_Brief_. Reproduce the complete listing without any deviation.

_Working data_.
= = =

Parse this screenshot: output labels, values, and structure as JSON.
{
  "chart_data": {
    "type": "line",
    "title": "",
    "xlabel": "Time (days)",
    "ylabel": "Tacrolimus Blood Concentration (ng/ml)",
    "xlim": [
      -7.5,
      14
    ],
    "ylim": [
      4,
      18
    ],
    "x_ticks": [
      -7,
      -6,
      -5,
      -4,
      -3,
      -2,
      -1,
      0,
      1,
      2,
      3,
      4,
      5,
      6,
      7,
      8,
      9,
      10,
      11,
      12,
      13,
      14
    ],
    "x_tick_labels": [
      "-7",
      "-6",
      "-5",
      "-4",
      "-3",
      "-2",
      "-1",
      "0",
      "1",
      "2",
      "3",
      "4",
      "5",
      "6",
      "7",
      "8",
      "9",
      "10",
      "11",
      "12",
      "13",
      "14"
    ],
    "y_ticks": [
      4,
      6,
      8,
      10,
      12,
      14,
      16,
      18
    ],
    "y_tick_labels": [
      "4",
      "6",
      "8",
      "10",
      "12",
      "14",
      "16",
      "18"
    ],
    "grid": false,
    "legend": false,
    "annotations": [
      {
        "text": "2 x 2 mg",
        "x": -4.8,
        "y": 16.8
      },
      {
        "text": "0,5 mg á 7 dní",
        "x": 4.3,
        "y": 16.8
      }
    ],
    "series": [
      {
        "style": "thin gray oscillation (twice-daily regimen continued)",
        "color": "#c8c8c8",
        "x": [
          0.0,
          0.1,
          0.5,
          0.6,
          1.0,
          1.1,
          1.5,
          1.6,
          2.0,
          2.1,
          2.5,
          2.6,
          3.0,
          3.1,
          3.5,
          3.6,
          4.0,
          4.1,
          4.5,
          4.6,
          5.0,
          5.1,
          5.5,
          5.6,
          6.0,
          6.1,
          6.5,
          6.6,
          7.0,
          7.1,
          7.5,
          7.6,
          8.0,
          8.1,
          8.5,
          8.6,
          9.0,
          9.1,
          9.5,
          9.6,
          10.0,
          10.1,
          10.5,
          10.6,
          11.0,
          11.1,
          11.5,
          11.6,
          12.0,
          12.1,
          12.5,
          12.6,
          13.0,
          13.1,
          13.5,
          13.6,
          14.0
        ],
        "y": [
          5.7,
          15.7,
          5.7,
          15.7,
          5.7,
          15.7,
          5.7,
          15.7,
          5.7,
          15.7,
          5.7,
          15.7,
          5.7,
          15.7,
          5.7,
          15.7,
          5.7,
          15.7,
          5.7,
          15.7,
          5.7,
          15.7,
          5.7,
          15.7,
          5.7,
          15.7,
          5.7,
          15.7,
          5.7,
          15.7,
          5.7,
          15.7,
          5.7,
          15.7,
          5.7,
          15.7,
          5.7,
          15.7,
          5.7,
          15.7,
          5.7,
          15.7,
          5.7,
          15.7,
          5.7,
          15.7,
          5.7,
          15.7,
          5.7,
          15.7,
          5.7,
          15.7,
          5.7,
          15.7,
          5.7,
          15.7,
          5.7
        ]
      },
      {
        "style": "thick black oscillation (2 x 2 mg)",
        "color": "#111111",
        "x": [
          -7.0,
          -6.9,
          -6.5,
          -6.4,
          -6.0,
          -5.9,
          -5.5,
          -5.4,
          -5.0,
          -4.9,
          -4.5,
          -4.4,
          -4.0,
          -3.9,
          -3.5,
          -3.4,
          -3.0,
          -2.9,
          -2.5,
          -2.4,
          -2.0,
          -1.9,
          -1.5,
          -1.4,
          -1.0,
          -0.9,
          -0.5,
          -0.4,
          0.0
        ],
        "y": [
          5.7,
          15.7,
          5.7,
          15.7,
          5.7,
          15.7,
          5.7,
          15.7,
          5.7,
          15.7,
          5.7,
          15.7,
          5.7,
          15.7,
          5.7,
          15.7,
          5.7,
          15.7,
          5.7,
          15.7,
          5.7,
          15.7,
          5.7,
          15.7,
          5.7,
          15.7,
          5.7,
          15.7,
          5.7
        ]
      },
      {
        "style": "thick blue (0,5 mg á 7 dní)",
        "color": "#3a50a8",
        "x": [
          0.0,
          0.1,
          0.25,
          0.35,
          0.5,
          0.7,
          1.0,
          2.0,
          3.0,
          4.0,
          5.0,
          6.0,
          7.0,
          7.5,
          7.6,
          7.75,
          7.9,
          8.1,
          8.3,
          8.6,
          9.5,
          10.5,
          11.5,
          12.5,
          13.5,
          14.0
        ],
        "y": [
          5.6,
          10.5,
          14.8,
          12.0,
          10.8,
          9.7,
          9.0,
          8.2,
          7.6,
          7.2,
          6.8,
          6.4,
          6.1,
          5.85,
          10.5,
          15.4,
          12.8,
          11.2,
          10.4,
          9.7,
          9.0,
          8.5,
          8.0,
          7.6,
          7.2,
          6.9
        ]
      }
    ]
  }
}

= = =

_Problem solution_.
Parse this screenshot: output labels, values, and structure as JSON.
{
  "chart_data": {
    "type": "line",
    "title": "",
    "xlabel": "Time (days)",
    "ylabel": "Tacrolimus Blood Concentration (ng/ml)",
    "xlim": [
      -7.5,
      14
    ],
    "ylim": [
      4,
      18
    ],
    "x_ticks": [
      -7,
      -6,
      -5,
      -4,
      -3,
      -2,
      -1,
      0,
      1,
      2,
      3,
      4,
      5,
      6,
      7,
      8,
      9,
      10,
      11,
      12,
      13,
      14
    ],
    "x_tick_labels": [
      "-7",
      "-6",
      "-5",
      "-4",
      "-3",
      "-2",
      "-1",
      "0",
      "1",
      "2",
      "3",
      "4",
      "5",
      "6",
      "7",
      "8",
      "9",
      "10",
      "11",
      "12",
      "13",
      "14"
    ],
    "y_ticks": [
      4,
      6,
      8,
      10,
      12,
      14,
      16,
      18
    ],
    "y_tick_labels": [
      "4",
      "6",
      "8",
      "10",
      "12",
      "14",
      "16",
      "18"
    ],
    "grid": false,
    "legend": false,
    "annotations": [
      {
        "text": "2 x 2 mg",
        "x": -4.8,
        "y": 16.8
      },
      {
        "text": "0,5 mg á 7 dní",
        "x": 4.3,
        "y": 16.8
      }
    ],
    "series": [
      {
        "style": "thin gray oscillation (twice-daily regimen continued)",
        "color": "#c8c8c8",
        "x": [
          0.0,
          0.1,
          0.5,
          0.6,
          1.0,
          1.1,
          1.5,
          1.6,
          2.0,
          2.1,
          2.5,
          2.6,
          3.0,
          3.1,
          3.5,
          3.6,
          4.0,
          4.1,
          4.5,
          4.6,
          5.0,
          5.1,
          5.5,
          5.6,
          6.0,
          6.1,
          6.5,
          6.6,
          7.0,
          7.1,
          7.5,
          7.6,
          8.0,
          8.1,
          8.5,
          8.6,
          9.0,
          9.1,
          9.5,
          9.6,
          10.0,
          10.1,
          10.5,
          10.6,
          11.0,
          11.1,
          11.5,
          11.6,
          12.0,
          12.1,
          12.5,
          12.6,
          13.0,
          13.1,
          13.5,
          13.6,
          14.0
        ],
        "y": [
          5.7,
          15.7,
          5.7,
          15.7,
          5.7,
          15.7,
          5.7,
          15.7,
          5.7,
          15.7,
          5.7,
          15.7,
          5.7,
          15.7,
          5.7,
          15.7,
          5.7,
          15.7,
          5.7,
          15.7,
          5.7,
          15.7,
          5.7,
          15.7,
          5.7,
          15.7,
          5.7,
          15.7,
          5.7,
          15.7,
          5.7,
          15.7,
          5.7,
          15.7,
          5.7,
          15.7,
          5.7,
          15.7,
          5.7,
          15.7,
          5.7,
          15.7,
          5.7,
          15.7,
          5.7,
          15.7,
          5.7,
          15.7,
          5.7,
          15.7,
          5.7,
          15.7,
          5.7,
          15.7,
          5.7,
          15.7,
          5.7
        ]
      },
      {
        "style": "thick black oscillation (2 x 2 mg)",
        "color": "#111111",
        "x": [
          -7.0,
          -6.9,
          -6.5,
          -6.4,
          -6.0,
          -5.9,
          -5.5,
          -5.4,
          -5.0,
          -4.9,
          -4.5,
          -4.4,
          -4.0,
          -3.9,
          -3.5,
          -3.4,
          -3.0,
          -2.9,
          -2.5,
          -2.4,
          -2.0,
          -1.9,
          -1.5,
          -1.4,
          -1.0,
          -0.9,
          -0.5,
          -0.4,
          0.0
        ],
        "y": [
          5.7,
          15.7,
          5.7,
          15.7,
          5.7,
          15.7,
          5.7,
          15.7,
          5.7,
          15.7,
          5.7,
          15.7,
          5.7,
          15.7,
          5.7,
          15.7,
          5.7,
          15.7,
          5.7,
          15.7,
          5.7,
          15.7,
          5.7,
          15.7,
          5.7,
          15.7,
          5.7,
          15.7,
          5.7
        ]
      },
      {
        "style": "thick blue (0,5 mg á 7 dní)",
        "color": "#3a50a8",
        "x": [
          0.0,
          0.1,
          0.25,
          0.35,
          0.5,
          0.7,
          1.0,
          2.0,
          3.0,
          4.0,
          5.0,
          6.0,
          7.0,
          7.5,
          7.6,
          7.75,
          7.9,
          8.1,
          8.3,
          8.6,
          9.5,
          10.5,
          11.5,
          12.5,
          13.5,
          14.0
        ],
        "y": [
          5.6,
          10.5,
          14.8,
          12.0,
          10.8,
          9.7,
          9.0,
          8.2,
          7.6,
          7.2,
          6.8,
          6.4,
          6.1,
          5.85,
          10.5,
          15.4,
          12.8,
          11.2,
          10.4,
          9.7,
          9.0,
          8.5,
          8.0,
          7.6,
          7.2,
          6.9
        ]
      }
    ]
  }
}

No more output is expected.